### [REQUEST]
Using the records provided below, locate and copy each line that contains the word "JSON".

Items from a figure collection

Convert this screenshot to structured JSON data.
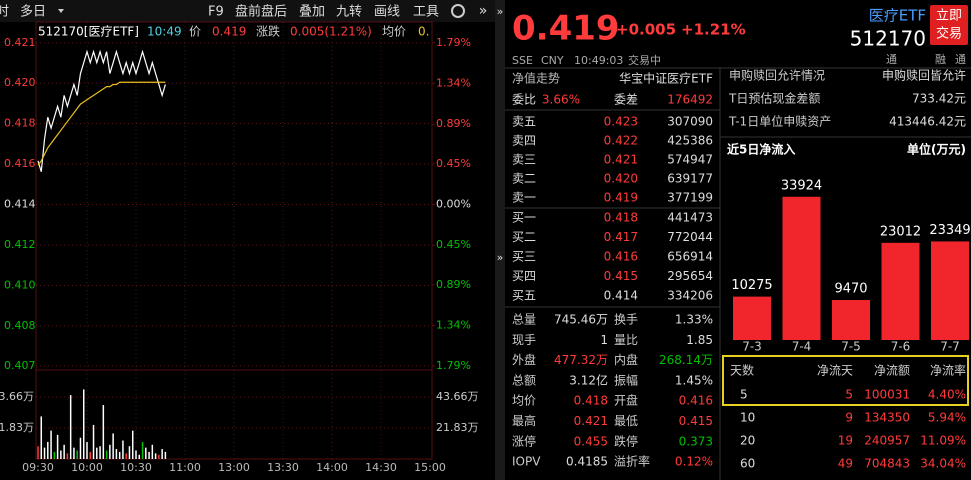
{
  "toolbar": {
    "items": [
      "时",
      "多日",
      "F9",
      "盘前盘后",
      "叠加",
      "九转",
      "画线",
      "工具"
    ]
  },
  "info": {
    "symbol": "512170[医疗ETF]",
    "time": "10:49",
    "price_label": "价",
    "price": "0.419",
    "change_label": "涨跌",
    "change": "0.005(1.21%)",
    "avg_label": "均价",
    "avg": "0."
  },
  "intraday_chart": {
    "type": "line",
    "x_labels": [
      "09:30",
      "10:00",
      "10:30",
      "11:00",
      "13:00",
      "13:30",
      "14:00",
      "14:30",
      "15:00"
    ],
    "series": [
      {
        "color": "#ffffff",
        "values": [
          0.416,
          0.4155,
          0.417,
          0.418,
          0.4175,
          0.418,
          0.4185,
          0.418,
          0.419,
          0.4185,
          0.419,
          0.4195,
          0.419,
          0.42,
          0.4205,
          0.421,
          0.4205,
          0.421,
          0.4205,
          0.421,
          0.4205,
          0.421,
          0.42,
          0.4205,
          0.421,
          0.4205,
          0.42,
          0.4205,
          0.42,
          0.4205,
          0.42,
          0.4205,
          0.421,
          0.4205,
          0.42,
          0.4205,
          0.42,
          0.4195,
          0.419,
          0.4195
        ]
      },
      {
        "color": "#e8c020",
        "values": [
          0.4158,
          0.416,
          0.4163,
          0.4166,
          0.4168,
          0.417,
          0.4172,
          0.4174,
          0.4176,
          0.4178,
          0.418,
          0.4182,
          0.4184,
          0.4186,
          0.4187,
          0.4188,
          0.4189,
          0.419,
          0.4191,
          0.4192,
          0.4193,
          0.4194,
          0.4194,
          0.4195,
          0.4195,
          0.4196,
          0.4196,
          0.4196,
          0.4196,
          0.4196,
          0.4196,
          0.4196,
          0.4196,
          0.4196,
          0.4196,
          0.4196,
          0.4196,
          0.4196,
          0.4196,
          0.4196
        ]
      }
    ],
    "ylim": [
      0.4066,
      0.4214
    ],
    "yticks": [
      {
        "value": 0.4214,
        "label": "0.421"
      },
      {
        "value": 0.41956,
        "label": "0.420"
      },
      {
        "value": 0.41771,
        "label": "0.418"
      },
      {
        "value": 0.41586,
        "label": "0.416"
      },
      {
        "value": 0.414,
        "label": "0.414"
      },
      {
        "value": 0.41214,
        "label": "0.412"
      },
      {
        "value": 0.41029,
        "label": "0.410"
      },
      {
        "value": 0.40844,
        "label": "0.408"
      },
      {
        "value": 0.4066,
        "label": "0.407"
      }
    ],
    "y2lim": [
      -1.79,
      1.79
    ],
    "y2ticks": [
      {
        "value": 1.79,
        "label": "1.79%"
      },
      {
        "value": 1.34,
        "label": "1.34%"
      },
      {
        "value": 0.89,
        "label": "0.89%"
      },
      {
        "value": 0.45,
        "label": "0.45%"
      },
      {
        "value": 0,
        "label": "0.00%"
      },
      {
        "value": -0.45,
        "label": "0.45%"
      },
      {
        "value": -0.89,
        "label": "0.89%"
      },
      {
        "value": -1.34,
        "label": "1.34%"
      },
      {
        "value": -1.79,
        "label": "1.79%"
      }
    ],
    "grid": true,
    "volume": {
      "values": [
        9,
        30,
        8,
        12,
        20,
        5,
        17,
        6,
        10,
        4,
        45,
        8,
        6,
        15,
        49,
        12,
        5,
        24,
        8,
        9,
        38,
        6,
        10,
        18,
        7,
        5,
        13,
        4,
        9,
        20,
        6,
        3,
        12,
        8,
        5,
        10,
        4,
        3,
        7,
        5
      ],
      "colors": [
        "#ff3b3b",
        "#ffffff",
        "#ffffff",
        "#ffffff",
        "#ffffff",
        "#00c000",
        "#ffffff",
        "#ffffff",
        "#ffffff",
        "#ff3b3b",
        "#ffffff",
        "#ffffff",
        "#00c000",
        "#ffffff",
        "#ffffff",
        "#ffffff",
        "#ff3b3b",
        "#ffffff",
        "#ffffff",
        "#ffffff",
        "#ffffff",
        "#00c000",
        "#ffffff",
        "#ffffff",
        "#ffffff",
        "#ffffff",
        "#ffffff",
        "#ff3b3b",
        "#ffffff",
        "#ffffff",
        "#ffffff",
        "#ffffff",
        "#00c000",
        "#ffffff",
        "#ffffff",
        "#ffffff",
        "#ffffff",
        "#ff3b3b",
        "#ffffff",
        "#ffffff"
      ],
      "ylim": [
        0,
        62.7
      ],
      "yticks": [
        {
          "value": 43.66,
          "label": "43.66万"
        },
        {
          "value": 21.83,
          "label": "21.83万"
        }
      ]
    }
  },
  "quote": {
    "price": "0.419",
    "change": "+0.005",
    "change_pct": "+1.21%",
    "exchange": "SSE",
    "currency": "CNY",
    "time": "10:49:03",
    "status": "交易中",
    "name": "医疗ETF",
    "code": "512170",
    "button": [
      "立即",
      "交易"
    ],
    "badges": [
      "通",
      "融",
      "通"
    ]
  },
  "tabs": [
    "净值走势",
    "华宝中证医疗ETF"
  ],
  "order_book": {
    "ratio_label": "委比",
    "ratio": "3.66%",
    "diff_label": "委差",
    "diff": "176492",
    "asks": [
      {
        "label": "卖五",
        "price": "0.423",
        "volume": "307090"
      },
      {
        "label": "卖四",
        "price": "0.422",
        "volume": "425386"
      },
      {
        "label": "卖三",
        "price": "0.421",
        "volume": "574947"
      },
      {
        "label": "卖二",
        "price": "0.420",
        "volume": "639177"
      },
      {
        "label": "卖一",
        "price": "0.419",
        "volume": "377199"
      }
    ],
    "bids": [
      {
        "label": "买一",
        "price": "0.418",
        "volume": "441473"
      },
      {
        "label": "买二",
        "price": "0.417",
        "volume": "772044"
      },
      {
        "label": "买三",
        "price": "0.416",
        "volume": "656914"
      },
      {
        "label": "买四",
        "price": "0.415",
        "volume": "295654"
      },
      {
        "label": "买五",
        "price": "0.414",
        "volume": "334206"
      }
    ],
    "price_colors": [
      "#ff3b3b",
      "#ff3b3b",
      "#ff3b3b",
      "#ff3b3b",
      "#ff3b3b",
      "#ff3b3b",
      "#ff3b3b",
      "#ff3b3b",
      "#ff3b3b",
      "#dddddd"
    ]
  },
  "stats": [
    [
      {
        "label": "总量",
        "value": "745.46万",
        "color": "#dddddd"
      },
      {
        "label": "换手",
        "value": "1.33%",
        "color": "#dddddd"
      }
    ],
    [
      {
        "label": "现手",
        "value": "1",
        "color": "#dddddd"
      },
      {
        "label": "量比",
        "value": "1.85",
        "color": "#dddddd"
      }
    ],
    [
      {
        "label": "外盘",
        "value": "477.32万",
        "color": "#ff3b3b"
      },
      {
        "label": "内盘",
        "value": "268.14万",
        "color": "#00c000"
      }
    ],
    [
      {
        "label": "总额",
        "value": "3.12亿",
        "color": "#dddddd"
      },
      {
        "label": "振幅",
        "value": "1.45%",
        "color": "#dddddd"
      }
    ],
    [
      {
        "label": "均价",
        "value": "0.418",
        "color": "#ff3b3b"
      },
      {
        "label": "开盘",
        "value": "0.416",
        "color": "#ff3b3b"
      }
    ],
    [
      {
        "label": "最高",
        "value": "0.421",
        "color": "#ff3b3b"
      },
      {
        "label": "最低",
        "value": "0.415",
        "color": "#ff3b3b"
      }
    ],
    [
      {
        "label": "涨停",
        "value": "0.455",
        "color": "#ff3b3b"
      },
      {
        "label": "跌停",
        "value": "0.373",
        "color": "#00c000"
      }
    ],
    [
      {
        "label": "IOPV",
        "value": "0.4185",
        "color": "#dddddd"
      },
      {
        "label": "溢折率",
        "value": "0.12%",
        "color": "#ff3b3b"
      }
    ]
  ],
  "redemption": [
    {
      "label": "申购赎回允许情况",
      "value": "申购赎回皆允许"
    },
    {
      "label": "T日预估现金差额",
      "value": "733.42元"
    },
    {
      "label": "T-1日单位申赎资产",
      "value": "413446.42元"
    }
  ],
  "inflow_chart": {
    "type": "bar",
    "title": "近5日净流入",
    "unit": "单位(万元)",
    "categories": [
      "7-3",
      "7-4",
      "7-5",
      "7-6",
      "7-7"
    ],
    "values": [
      10275,
      33924,
      9470,
      23012,
      23349
    ],
    "color": "#f0262c",
    "ylim": [
      0,
      36000
    ]
  },
  "flow_table": {
    "header": [
      "天数",
      "净流天",
      "净流额",
      "净流率"
    ],
    "rows": [
      [
        "5",
        "5",
        "100031",
        "4.40%"
      ],
      [
        "10",
        "9",
        "134350",
        "5.94%"
      ],
      [
        "20",
        "19",
        "240957",
        "11.09%"
      ],
      [
        "60",
        "49",
        "704843",
        "34.04%"
      ]
    ]
  }
}
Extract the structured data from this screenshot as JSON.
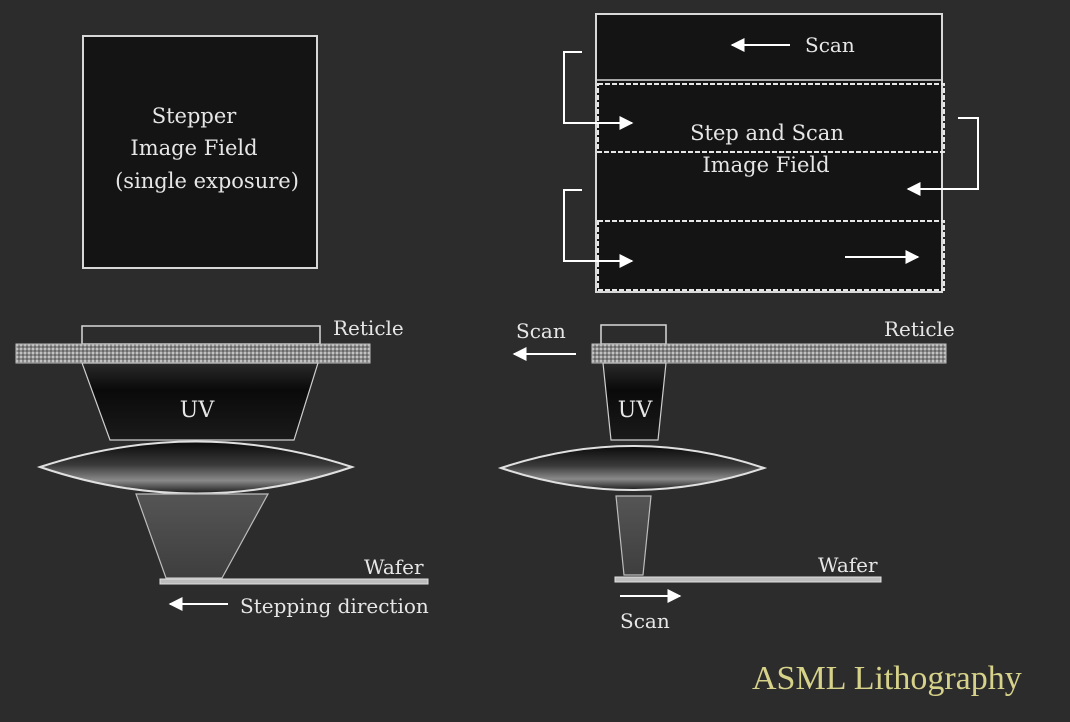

### [FINISHED EXERCISE]
Convert this screenshot to structured JSON data.
Extract the structured data from this screenshot as JSON.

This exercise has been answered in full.